◆ APPLY WHAT YOU READ:
1. Duplicate everything in the text on quail eggs from "Introduction" down to "plant extracts (PEs).".
2. Decide whether each statement agrees with the text on quail eggs, answering yes or no and quoting the deciding words of that text: (a) The eggs were divided into six groups on the fifth day of incubation. (b) Birds from the PC group were the first to lay eggs. (c) The lightest eggs came from the GR group.

◆ TEXT UNDER STUDY:
The aim of this study was to evaluate the time to sexual
maturity and quality of initial eggs of Japanese quail affected by in ovo
injection of plant extracts: ginger (GR), garlic (GC), oregano (O) and
cinnamon (C). In total, 2400 eggs of Japanese quails were
divided into six groups on the fifth day of incubation. Group I was the control group (NC), which was not
injected. Other eggs were injected with 0.1 mL of liquid: group II –
the positive control (PC) – with distilled water, group III with 1 % solution of GR, group IV with GC, group V with O and group VI with C. After hatching, the birds were reared in a cage system
and fed with balanced mixtures, and 24 h lighting was used. The time at which birds reached sexual maturity was registered, while in the seventh week of rearing, 120 eggs were subject to quality evaluation. The traits of a whole egg (shape index as the ratio of
egg width to egg length, weight, specific gravity), shell (strength, weight,
thickness and density), albumen (weight, height), yolk (color, weight,
index) were evaluated. At the earliest, on 36th day of life, eggs were laid
by birds from the GC group, followed by C (37th day), O and NC (38th day), GR (39th day), and PC (41st day). During the first 2 weeks significantly more
eggs were collected from the GC than from the other groups. The heaviest eggs
derived from GC and GR groups, whereas the lightest came from the C group. Eggs from the GC group had the best shell strength and the greatest proportion of yolk. The
use of medicinal herbs by injection in ovo may considerably modify both time of
sexual maturity and quality of the initial eggs of Japanese quail.
Introduction
In ovo technology (IO) enables us to insert into an egg various substances that can
modify the embryo development, as well as many physiological and production
characteristics in the later life of the bird. Most often substances
characterized by nutritional or immunostimulating modes of action are used.
This last property may refer to plant extracts (PEs).

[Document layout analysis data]

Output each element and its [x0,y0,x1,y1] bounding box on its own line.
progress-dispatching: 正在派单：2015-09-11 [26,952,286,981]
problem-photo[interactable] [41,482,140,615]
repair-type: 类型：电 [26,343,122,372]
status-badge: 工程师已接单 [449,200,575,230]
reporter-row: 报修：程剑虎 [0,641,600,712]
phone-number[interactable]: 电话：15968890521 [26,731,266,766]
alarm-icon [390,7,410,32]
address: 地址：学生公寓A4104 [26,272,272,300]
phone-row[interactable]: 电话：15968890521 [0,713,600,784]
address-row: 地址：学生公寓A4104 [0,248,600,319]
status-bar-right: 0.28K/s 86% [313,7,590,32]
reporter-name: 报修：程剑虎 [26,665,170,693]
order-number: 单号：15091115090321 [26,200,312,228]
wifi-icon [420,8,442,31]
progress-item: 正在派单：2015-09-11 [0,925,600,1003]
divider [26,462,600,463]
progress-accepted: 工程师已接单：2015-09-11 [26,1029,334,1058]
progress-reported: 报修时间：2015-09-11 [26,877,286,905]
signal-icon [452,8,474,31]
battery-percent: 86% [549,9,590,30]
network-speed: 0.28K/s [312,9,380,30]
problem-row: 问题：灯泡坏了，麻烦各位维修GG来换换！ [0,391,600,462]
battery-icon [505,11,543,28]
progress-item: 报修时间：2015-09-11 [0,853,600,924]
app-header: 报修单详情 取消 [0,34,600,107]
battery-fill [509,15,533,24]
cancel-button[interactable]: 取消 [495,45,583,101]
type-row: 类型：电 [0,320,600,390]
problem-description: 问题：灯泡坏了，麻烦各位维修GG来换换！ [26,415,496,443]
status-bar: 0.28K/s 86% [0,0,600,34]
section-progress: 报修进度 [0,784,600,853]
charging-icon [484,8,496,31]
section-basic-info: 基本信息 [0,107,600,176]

◆ ANSWERS TO THE TASKS:
1.
Introduction
In ovo technology (IO) enables us to insert into an egg various substances that can
modify the embryo development, as well as many physiological and production
characteristics in the later life of the bird. Most often substances
characterized by nutritional or immunostimulating modes of action are used.
This last property may refer to plant extracts (PEs).

2.
(a) Yes: "divided into six groups on the fifth day of incubation"
(b) No: "At the earliest, on 36th day of life, eggs were laid by birds from the GC group"
(c) No: "whereas the lightest came from the C group"